WRITTEN INSTRUCTION –
Output the entries below exactly as written, omitting pictures.
— Begin EXERCISE MATERIAL —
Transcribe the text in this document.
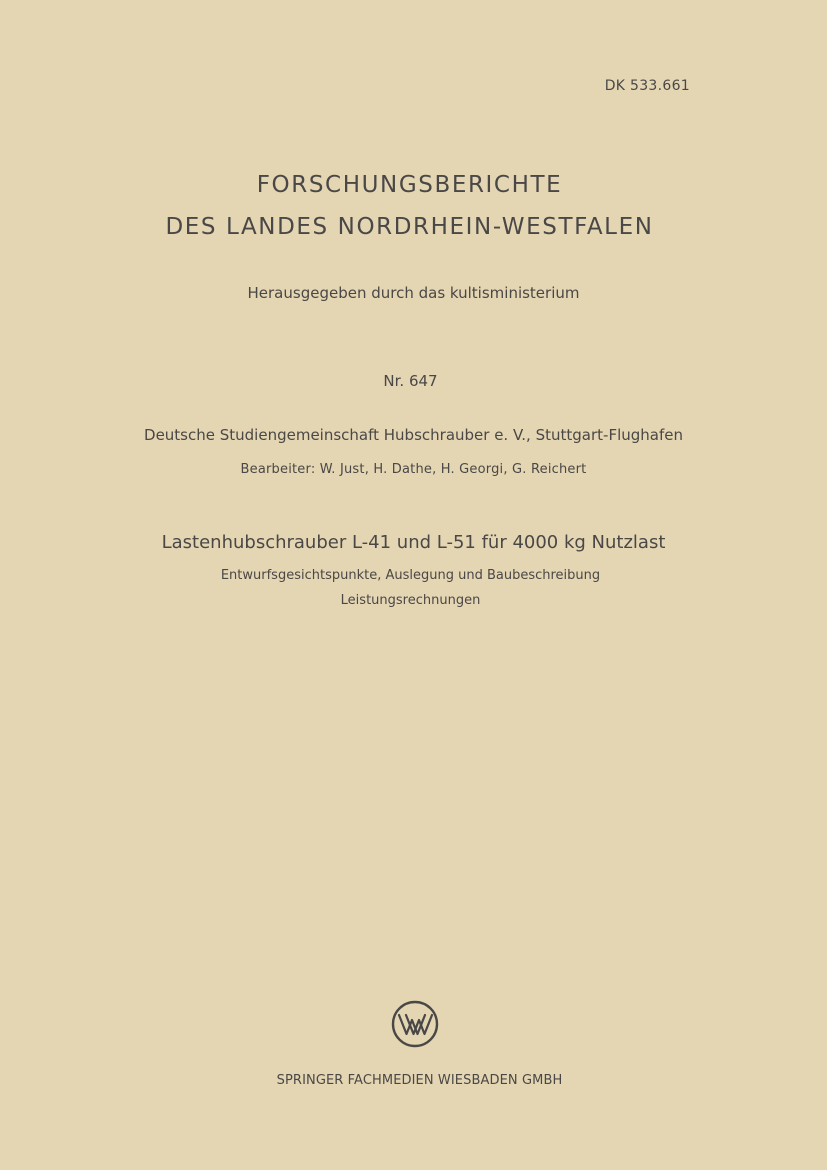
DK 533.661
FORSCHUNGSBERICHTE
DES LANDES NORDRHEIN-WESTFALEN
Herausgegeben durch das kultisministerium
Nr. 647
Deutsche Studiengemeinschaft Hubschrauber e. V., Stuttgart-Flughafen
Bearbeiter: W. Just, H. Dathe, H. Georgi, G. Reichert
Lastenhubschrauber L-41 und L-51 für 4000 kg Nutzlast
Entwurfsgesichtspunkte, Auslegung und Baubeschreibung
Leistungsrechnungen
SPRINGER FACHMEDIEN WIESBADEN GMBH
— End EXERCISE MATERIAL —
EXERCISE SOLUTION –
Transcribe the text in this document.
DK 533.661
FORSCHUNGSBERICHTE
DES LANDES NORDRHEIN-WESTFALEN
Herausgegeben durch das kultisministerium
Nr. 647
Deutsche Studiengemeinschaft Hubschrauber e. V., Stuttgart-Flughafen
Bearbeiter: W. Just, H. Dathe, H. Georgi, G. Reichert
Lastenhubschrauber L-41 und L-51 für 4000 kg Nutzlast
Entwurfsgesichtspunkte, Auslegung und Baubeschreibung
Leistungsrechnungen
SPRINGER FACHMEDIEN WIESBADEN GMBH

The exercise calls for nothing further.